## Task goal
Output the data below in full, byte for byte. Nothing may differ.

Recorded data
----
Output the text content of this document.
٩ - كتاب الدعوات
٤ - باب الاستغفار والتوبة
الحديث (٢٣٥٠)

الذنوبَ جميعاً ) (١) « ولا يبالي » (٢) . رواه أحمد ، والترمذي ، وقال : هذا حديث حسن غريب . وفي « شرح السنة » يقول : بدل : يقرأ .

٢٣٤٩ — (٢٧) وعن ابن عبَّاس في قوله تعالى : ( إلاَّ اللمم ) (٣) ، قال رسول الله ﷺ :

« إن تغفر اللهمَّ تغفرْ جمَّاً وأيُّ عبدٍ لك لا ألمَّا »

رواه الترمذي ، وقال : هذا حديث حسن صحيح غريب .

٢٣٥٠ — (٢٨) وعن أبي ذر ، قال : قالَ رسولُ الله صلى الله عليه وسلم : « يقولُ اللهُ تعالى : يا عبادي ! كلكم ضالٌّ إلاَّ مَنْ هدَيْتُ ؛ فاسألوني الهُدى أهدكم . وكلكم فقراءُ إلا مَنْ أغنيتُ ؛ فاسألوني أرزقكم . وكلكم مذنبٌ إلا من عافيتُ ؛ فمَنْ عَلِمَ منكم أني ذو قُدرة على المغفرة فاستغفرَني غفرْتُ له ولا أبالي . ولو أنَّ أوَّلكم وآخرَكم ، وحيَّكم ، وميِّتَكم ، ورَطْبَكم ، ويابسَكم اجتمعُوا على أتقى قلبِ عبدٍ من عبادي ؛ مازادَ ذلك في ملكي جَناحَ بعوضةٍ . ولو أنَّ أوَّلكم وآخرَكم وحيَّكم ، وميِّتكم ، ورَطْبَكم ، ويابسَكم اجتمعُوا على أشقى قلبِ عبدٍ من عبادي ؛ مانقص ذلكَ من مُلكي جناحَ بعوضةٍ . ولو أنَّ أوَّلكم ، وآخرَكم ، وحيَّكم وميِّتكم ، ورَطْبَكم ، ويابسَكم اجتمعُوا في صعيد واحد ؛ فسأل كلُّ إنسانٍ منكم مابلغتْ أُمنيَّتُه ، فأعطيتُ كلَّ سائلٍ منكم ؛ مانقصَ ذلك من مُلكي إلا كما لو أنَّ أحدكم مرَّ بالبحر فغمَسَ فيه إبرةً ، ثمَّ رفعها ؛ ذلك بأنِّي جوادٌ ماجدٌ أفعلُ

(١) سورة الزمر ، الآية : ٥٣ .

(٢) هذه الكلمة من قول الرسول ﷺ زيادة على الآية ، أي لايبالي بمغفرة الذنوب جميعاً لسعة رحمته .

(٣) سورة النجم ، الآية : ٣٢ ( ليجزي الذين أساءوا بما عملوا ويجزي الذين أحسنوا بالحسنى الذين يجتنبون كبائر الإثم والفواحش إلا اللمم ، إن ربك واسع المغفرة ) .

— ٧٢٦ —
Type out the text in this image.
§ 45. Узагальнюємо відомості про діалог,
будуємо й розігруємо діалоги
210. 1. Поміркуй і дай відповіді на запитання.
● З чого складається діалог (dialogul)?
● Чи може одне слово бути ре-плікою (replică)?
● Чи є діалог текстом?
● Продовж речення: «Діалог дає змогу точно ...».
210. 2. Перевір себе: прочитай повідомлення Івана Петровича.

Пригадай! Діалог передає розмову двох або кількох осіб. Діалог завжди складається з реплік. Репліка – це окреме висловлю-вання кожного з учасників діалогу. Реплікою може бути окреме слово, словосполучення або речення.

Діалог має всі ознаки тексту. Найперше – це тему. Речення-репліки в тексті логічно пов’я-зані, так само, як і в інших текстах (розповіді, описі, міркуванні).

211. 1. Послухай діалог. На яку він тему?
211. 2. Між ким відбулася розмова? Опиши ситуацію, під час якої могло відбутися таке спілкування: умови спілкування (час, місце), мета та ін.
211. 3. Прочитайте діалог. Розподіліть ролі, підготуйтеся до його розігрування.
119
----
## Solution
Output the text content of this document.
٩ - كتاب الدعوات
٤ - باب الاستغفار والتوبة
الحديث (٢٣٥٠)

الذنوبَ جميعاً ) (١) « ولا يبالي » (٢) . رواه أحمد ، والترمذي ، وقال : هذا حديث حسن غريب . وفي « شرح السنة » يقول : بدل : يقرأ .

٢٣٤٩ — (٢٧) وعن ابن عبَّاس في قوله تعالى : ( إلاَّ اللمم ) (٣) ، قال رسول الله ﷺ :

« إن تغفر اللهمَّ تغفرْ جمَّاً وأيُّ عبدٍ لك لا ألمَّا »

رواه الترمذي ، وقال : هذا حديث حسن صحيح غريب .

٢٣٥٠ — (٢٨) وعن أبي ذر ، قال : قالَ رسولُ الله صلى الله عليه وسلم : « يقولُ اللهُ تعالى : يا عبادي ! كلكم ضالٌّ إلاَّ مَنْ هدَيْتُ ؛ فاسألوني الهُدى أهدكم . وكلكم فقراءُ إلا مَنْ أغنيتُ ؛ فاسألوني أرزقكم . وكلكم مذنبٌ إلا من عافيتُ ؛ فمَنْ عَلِمَ منكم أني ذو قُدرة على المغفرة فاستغفرَني غفرْتُ له ولا أبالي . ولو أنَّ أوَّلكم وآخرَكم ، وحيَّكم ، وميِّتَكم ، ورَطْبَكم ، ويابسَكم اجتمعُوا على أتقى قلبِ عبدٍ من عبادي ؛ مازادَ ذلك في ملكي جَناحَ بعوضةٍ . ولو أنَّ أوَّلكم وآخرَكم وحيَّكم ، وميِّتكم ، ورَطْبَكم ، ويابسَكم اجتمعُوا على أشقى قلبِ عبدٍ من عبادي ؛ مانقص ذلكَ من مُلكي جناحَ بعوضةٍ . ولو أنَّ أوَّلكم ، وآخرَكم ، وحيَّكم وميِّتكم ، ورَطْبَكم ، ويابسَكم اجتمعُوا في صعيد واحد ؛ فسأل كلُّ إنسانٍ منكم مابلغتْ أُمنيَّتُه ، فأعطيتُ كلَّ سائلٍ منكم ؛ مانقصَ ذلك من مُلكي إلا كما لو أنَّ أحدكم مرَّ بالبحر فغمَسَ فيه إبرةً ، ثمَّ رفعها ؛ ذلك بأنِّي جوادٌ ماجدٌ أفعلُ

(١) سورة الزمر ، الآية : ٥٣ .

(٢) هذه الكلمة من قول الرسول ﷺ زيادة على الآية ، أي لايبالي بمغفرة الذنوب جميعاً لسعة رحمته .

(٣) سورة النجم ، الآية : ٣٢ ( ليجزي الذين أساءوا بما عملوا ويجزي الذين أحسنوا بالحسنى الذين يجتنبون كبائر الإثم والفواحش إلا اللمم ، إن ربك واسع المغفرة ) .

— ٧٢٦ —
Type out the text in this image.
§ 45. Узагальнюємо відомості про діалог,
будуємо й розігруємо діалоги
210. 1. Поміркуй і дай відповіді на запитання.
● З чого складається діалог (dialogul)?
● Чи може одне слово бути ре-плікою (replică)?
● Чи є діалог текстом?
● Продовж речення: «Діалог дає змогу точно ...».
210. 2. Перевір себе: прочитай повідомлення Івана Петровича.

Пригадай! Діалог передає розмову двох або кількох осіб. Діалог завжди складається з реплік. Репліка – це окреме висловлю-вання кожного з учасників діалогу. Реплікою може бути окреме слово, словосполучення або речення.

Діалог має всі ознаки тексту. Найперше – це тему. Речення-репліки в тексті логічно пов’я-зані, так само, як і в інших текстах (розповіді, описі, міркуванні).

211. 1. Послухай діалог. На яку він тему?
211. 2. Між ким відбулася розмова? Опиши ситуацію, під час якої могло відбутися таке спілкування: умови спілкування (час, місце), мета та ін.
211. 3. Прочитайте діалог. Розподіліть ролі, підготуйтеся до його розігрування.
119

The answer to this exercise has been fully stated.